→ TASK TO COMPLETE: Repeat the material exactly, every line of it.

→ RECORDS SUPPLIED:
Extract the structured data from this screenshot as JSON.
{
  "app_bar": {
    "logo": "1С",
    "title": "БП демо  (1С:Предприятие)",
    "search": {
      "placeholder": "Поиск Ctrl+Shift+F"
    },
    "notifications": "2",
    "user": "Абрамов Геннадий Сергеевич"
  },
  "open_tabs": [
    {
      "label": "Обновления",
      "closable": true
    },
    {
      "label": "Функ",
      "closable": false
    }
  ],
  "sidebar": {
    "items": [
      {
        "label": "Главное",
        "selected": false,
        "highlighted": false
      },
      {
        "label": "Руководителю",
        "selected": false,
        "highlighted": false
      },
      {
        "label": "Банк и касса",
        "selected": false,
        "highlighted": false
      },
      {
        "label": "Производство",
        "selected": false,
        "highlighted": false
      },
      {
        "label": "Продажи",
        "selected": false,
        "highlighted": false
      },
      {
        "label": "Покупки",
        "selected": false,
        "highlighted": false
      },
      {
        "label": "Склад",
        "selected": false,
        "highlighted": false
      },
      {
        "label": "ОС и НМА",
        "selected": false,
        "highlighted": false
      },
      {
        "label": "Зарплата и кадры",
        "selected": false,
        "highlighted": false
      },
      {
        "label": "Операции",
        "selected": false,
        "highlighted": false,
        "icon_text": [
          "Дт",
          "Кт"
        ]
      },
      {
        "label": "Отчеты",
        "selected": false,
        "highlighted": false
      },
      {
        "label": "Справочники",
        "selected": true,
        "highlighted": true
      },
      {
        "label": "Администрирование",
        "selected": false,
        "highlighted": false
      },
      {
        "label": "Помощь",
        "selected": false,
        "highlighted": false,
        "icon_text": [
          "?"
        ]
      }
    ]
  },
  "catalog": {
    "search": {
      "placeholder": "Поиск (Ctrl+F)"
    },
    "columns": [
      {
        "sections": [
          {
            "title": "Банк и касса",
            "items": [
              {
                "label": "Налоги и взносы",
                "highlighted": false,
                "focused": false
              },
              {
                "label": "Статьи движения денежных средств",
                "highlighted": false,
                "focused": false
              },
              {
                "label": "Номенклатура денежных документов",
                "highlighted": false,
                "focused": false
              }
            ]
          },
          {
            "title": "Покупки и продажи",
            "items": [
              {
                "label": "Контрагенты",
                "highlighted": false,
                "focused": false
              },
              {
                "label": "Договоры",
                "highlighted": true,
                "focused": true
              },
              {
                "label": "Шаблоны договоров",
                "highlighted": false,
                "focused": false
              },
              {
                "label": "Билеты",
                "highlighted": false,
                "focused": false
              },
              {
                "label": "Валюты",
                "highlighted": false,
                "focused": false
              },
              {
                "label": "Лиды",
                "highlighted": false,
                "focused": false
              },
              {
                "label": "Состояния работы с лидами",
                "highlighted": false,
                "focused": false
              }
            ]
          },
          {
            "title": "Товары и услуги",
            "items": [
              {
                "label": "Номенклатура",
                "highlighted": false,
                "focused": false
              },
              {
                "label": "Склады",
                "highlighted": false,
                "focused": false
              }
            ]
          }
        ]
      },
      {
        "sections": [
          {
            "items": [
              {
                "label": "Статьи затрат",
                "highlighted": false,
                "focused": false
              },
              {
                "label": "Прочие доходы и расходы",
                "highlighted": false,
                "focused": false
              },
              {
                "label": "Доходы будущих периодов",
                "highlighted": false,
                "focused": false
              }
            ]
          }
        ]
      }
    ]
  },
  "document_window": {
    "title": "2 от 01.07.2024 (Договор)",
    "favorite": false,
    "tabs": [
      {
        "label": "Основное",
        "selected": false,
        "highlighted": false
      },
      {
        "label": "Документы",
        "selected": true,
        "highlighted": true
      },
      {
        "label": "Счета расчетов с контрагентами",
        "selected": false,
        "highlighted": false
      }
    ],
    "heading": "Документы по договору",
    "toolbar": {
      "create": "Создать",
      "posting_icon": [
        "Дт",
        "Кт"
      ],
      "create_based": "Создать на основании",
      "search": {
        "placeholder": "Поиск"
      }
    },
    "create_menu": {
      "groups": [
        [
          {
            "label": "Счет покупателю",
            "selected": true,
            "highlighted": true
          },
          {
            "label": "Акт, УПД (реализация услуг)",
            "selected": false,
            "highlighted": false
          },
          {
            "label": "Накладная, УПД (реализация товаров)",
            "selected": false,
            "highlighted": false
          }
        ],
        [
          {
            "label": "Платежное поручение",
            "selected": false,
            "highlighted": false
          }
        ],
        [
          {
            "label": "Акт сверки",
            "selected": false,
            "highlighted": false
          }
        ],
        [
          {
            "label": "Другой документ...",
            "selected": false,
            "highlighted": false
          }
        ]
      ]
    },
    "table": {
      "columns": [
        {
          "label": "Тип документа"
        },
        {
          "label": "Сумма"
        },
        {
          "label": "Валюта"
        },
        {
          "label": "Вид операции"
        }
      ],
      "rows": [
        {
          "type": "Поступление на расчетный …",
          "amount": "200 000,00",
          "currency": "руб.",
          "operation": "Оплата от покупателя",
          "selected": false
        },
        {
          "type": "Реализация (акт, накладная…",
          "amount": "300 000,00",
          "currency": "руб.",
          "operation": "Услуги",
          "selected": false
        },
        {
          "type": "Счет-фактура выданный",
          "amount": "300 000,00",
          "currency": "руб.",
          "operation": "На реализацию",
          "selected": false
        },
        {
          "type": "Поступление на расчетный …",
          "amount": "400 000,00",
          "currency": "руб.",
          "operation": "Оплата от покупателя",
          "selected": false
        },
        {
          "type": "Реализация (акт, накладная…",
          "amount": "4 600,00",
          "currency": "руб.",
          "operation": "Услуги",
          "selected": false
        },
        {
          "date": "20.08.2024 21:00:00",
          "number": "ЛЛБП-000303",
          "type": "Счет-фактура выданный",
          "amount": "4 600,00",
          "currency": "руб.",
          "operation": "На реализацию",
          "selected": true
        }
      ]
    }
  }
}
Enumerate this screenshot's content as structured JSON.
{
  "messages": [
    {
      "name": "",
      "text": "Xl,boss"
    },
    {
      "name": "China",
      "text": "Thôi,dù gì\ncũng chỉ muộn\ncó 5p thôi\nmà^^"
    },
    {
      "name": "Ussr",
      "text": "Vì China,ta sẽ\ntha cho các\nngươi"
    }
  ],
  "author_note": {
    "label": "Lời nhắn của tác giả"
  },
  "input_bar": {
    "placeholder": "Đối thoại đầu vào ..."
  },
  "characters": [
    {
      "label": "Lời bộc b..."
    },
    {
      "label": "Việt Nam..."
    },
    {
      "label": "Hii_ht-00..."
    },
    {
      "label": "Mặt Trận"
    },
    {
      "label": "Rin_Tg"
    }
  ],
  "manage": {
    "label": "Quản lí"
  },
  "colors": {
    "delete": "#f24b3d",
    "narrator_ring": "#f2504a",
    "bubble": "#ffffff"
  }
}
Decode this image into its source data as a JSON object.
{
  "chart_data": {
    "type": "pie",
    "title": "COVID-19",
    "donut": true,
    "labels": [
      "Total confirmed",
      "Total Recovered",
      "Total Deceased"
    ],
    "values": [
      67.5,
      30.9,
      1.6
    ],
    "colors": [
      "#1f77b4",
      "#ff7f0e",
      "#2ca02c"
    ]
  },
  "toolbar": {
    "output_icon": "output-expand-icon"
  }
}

→ EXERCISE RESULT:
Extract the structured data from this screenshot as JSON.
{
  "app_bar": {
    "logo": "1С",
    "title": "БП демо  (1С:Предприятие)",
    "search": {
      "placeholder": "Поиск Ctrl+Shift+F"
    },
    "notifications": "2",
    "user": "Абрамов Геннадий Сергеевич"
  },
  "open_tabs": [
    {
      "label": "Обновления",
      "closable": true
    },
    {
      "label": "Функ",
      "closable": false
    }
  ],
  "sidebar": {
    "items": [
      {
        "label": "Главное",
        "selected": false,
        "highlighted": false
      },
      {
        "label": "Руководителю",
        "selected": false,
        "highlighted": false
      },
      {
        "label": "Банк и касса",
        "selected": false,
        "highlighted": false
      },
      {
        "label": "Производство",
        "selected": false,
        "highlighted": false
      },
      {
        "label": "Продажи",
        "selected": false,
        "highlighted": false
      },
      {
        "label": "Покупки",
        "selected": false,
        "highlighted": false
      },
      {
        "label": "Склад",
        "selected": false,
        "highlighted": false
      },
      {
        "label": "ОС и НМА",
        "selected": false,
        "highlighted": false
      },
      {
        "label": "Зарплата и кадры",
        "selected": false,
        "highlighted": false
      },
      {
        "label": "Операции",
        "selected": false,
        "highlighted": false,
        "icon_text": [
          "Дт",
          "Кт"
        ]
      },
      {
        "label": "Отчеты",
        "selected": false,
        "highlighted": false
      },
      {
        "label": "Справочники",
        "selected": true,
        "highlighted": true
      },
      {
        "label": "Администрирование",
        "selected": false,
        "highlighted": false
      },
      {
        "label": "Помощь",
        "selected": false,
        "highlighted": false,
        "icon_text": [
          "?"
        ]
      }
    ]
  },
  "catalog": {
    "search": {
      "placeholder": "Поиск (Ctrl+F)"
    },
    "columns": [
      {
        "sections": [
          {
            "title": "Банк и касса",
            "items": [
              {
                "label": "Налоги и взносы",
                "highlighted": false,
                "focused": false
              },
              {
                "label": "Статьи движения денежных средств",
                "highlighted": false,
                "focused": false
              },
              {
                "label": "Номенклатура денежных документов",
                "highlighted": false,
                "focused": false
              }
            ]
          },
          {
            "title": "Покупки и продажи",
            "items": [
              {
                "label": "Контрагенты",
                "highlighted": false,
                "focused": false
              },
              {
                "label": "Договоры",
                "highlighted": true,
                "focused": true
              },
              {
                "label": "Шаблоны договоров",
                "highlighted": false,
                "focused": false
              },
              {
                "label": "Билеты",
                "highlighted": false,
                "focused": false
              },
              {
                "label": "Валюты",
                "highlighted": false,
                "focused": false
              },
              {
                "label": "Лиды",
                "highlighted": false,
                "focused": false
              },
              {
                "label": "Состояния работы с лидами",
                "highlighted": false,
                "focused": false
              }
            ]
          },
          {
            "title": "Товары и услуги",
            "items": [
              {
                "label": "Номенклатура",
                "highlighted": false,
                "focused": false
              },
              {
                "label": "Склады",
                "highlighted": false,
                "focused": false
              }
            ]
          }
        ]
      },
      {
        "sections": [
          {
            "items": [
              {
                "label": "Статьи затрат",
                "highlighted": false,
                "focused": false
              },
              {
                "label": "Прочие доходы и расходы",
                "highlighted": false,
                "focused": false
              },
              {
                "label": "Доходы будущих периодов",
                "highlighted": false,
                "focused": false
              }
            ]
          }
        ]
      }
    ]
  },
  "document_window": {
    "title": "2 от 01.07.2024 (Договор)",
    "favorite": false,
    "tabs": [
      {
        "label": "Основное",
        "selected": false,
        "highlighted": false
      },
      {
        "label": "Документы",
        "selected": true,
        "highlighted": true
      },
      {
        "label": "Счета расчетов с контрагентами",
        "selected": false,
        "highlighted": false
      }
    ],
    "heading": "Документы по договору",
    "toolbar": {
      "create": "Создать",
      "posting_icon": [
        "Дт",
        "Кт"
      ],
      "create_based": "Создать на основании",
      "search": {
        "placeholder": "Поиск"
      }
    },
    "create_menu": {
      "groups": [
        [
          {
            "label": "Счет покупателю",
            "selected": true,
            "highlighted": true
          },
          {
            "label": "Акт, УПД (реализация услуг)",
            "selected": false,
            "highlighted": false
          },
          {
            "label": "Накладная, УПД (реализация товаров)",
            "selected": false,
            "highlighted": false
          }
        ],
        [
          {
            "label": "Платежное поручение",
            "selected": false,
            "highlighted": false
          }
        ],
        [
          {
            "label": "Акт сверки",
            "selected": false,
            "highlighted": false
          }
        ],
        [
          {
            "label": "Другой документ...",
            "selected": false,
            "highlighted": false
          }
        ]
      ]
    },
    "table": {
      "columns": [
        {
          "label": "Тип документа"
        },
        {
          "label": "Сумма"
        },
        {
          "label": "Валюта"
        },
        {
          "label": "Вид операции"
        }
      ],
      "rows": [
        {
          "type": "Поступление на расчетный …",
          "amount": "200 000,00",
          "currency": "руб.",
          "operation": "Оплата от покупателя",
          "selected": false
        },
        {
          "type": "Реализация (акт, накладная…",
          "amount": "300 000,00",
          "currency": "руб.",
          "operation": "Услуги",
          "selected": false
        },
        {
          "type": "Счет-фактура выданный",
          "amount": "300 000,00",
          "currency": "руб.",
          "operation": "На реализацию",
          "selected": false
        },
        {
          "type": "Поступление на расчетный …",
          "amount": "400 000,00",
          "currency": "руб.",
          "operation": "Оплата от покупателя",
          "selected": false
        },
        {
          "type": "Реализация (акт, накладная…",
          "amount": "4 600,00",
          "currency": "руб.",
          "operation": "Услуги",
          "selected": false
        },
        {
          "date": "20.08.2024 21:00:00",
          "number": "ЛЛБП-000303",
          "type": "Счет-фактура выданный",
          "amount": "4 600,00",
          "currency": "руб.",
          "operation": "На реализацию",
          "selected": true
        }
      ]
    }
  }
}
Enumerate this screenshot's content as structured JSON.
{
  "messages": [
    {
      "name": "",
      "text": "Xl,boss"
    },
    {
      "name": "China",
      "text": "Thôi,dù gì\ncũng chỉ muộn\ncó 5p thôi\nmà^^"
    },
    {
      "name": "Ussr",
      "text": "Vì China,ta sẽ\ntha cho các\nngươi"
    }
  ],
  "author_note": {
    "label": "Lời nhắn của tác giả"
  },
  "input_bar": {
    "placeholder": "Đối thoại đầu vào ..."
  },
  "characters": [
    {
      "label": "Lời bộc b..."
    },
    {
      "label": "Việt Nam..."
    },
    {
      "label": "Hii_ht-00..."
    },
    {
      "label": "Mặt Trận"
    },
    {
      "label": "Rin_Tg"
    }
  ],
  "manage": {
    "label": "Quản lí"
  },
  "colors": {
    "delete": "#f24b3d",
    "narrator_ring": "#f2504a",
    "bubble": "#ffffff"
  }
}
Decode this image into its source data as a JSON object.
{
  "chart_data": {
    "type": "pie",
    "title": "COVID-19",
    "donut": true,
    "labels": [
      "Total confirmed",
      "Total Recovered",
      "Total Deceased"
    ],
    "values": [
      67.5,
      30.9,
      1.6
    ],
    "colors": [
      "#1f77b4",
      "#ff7f0e",
      "#2ca02c"
    ]
  },
  "toolbar": {
    "output_icon": "output-expand-icon"
  }
}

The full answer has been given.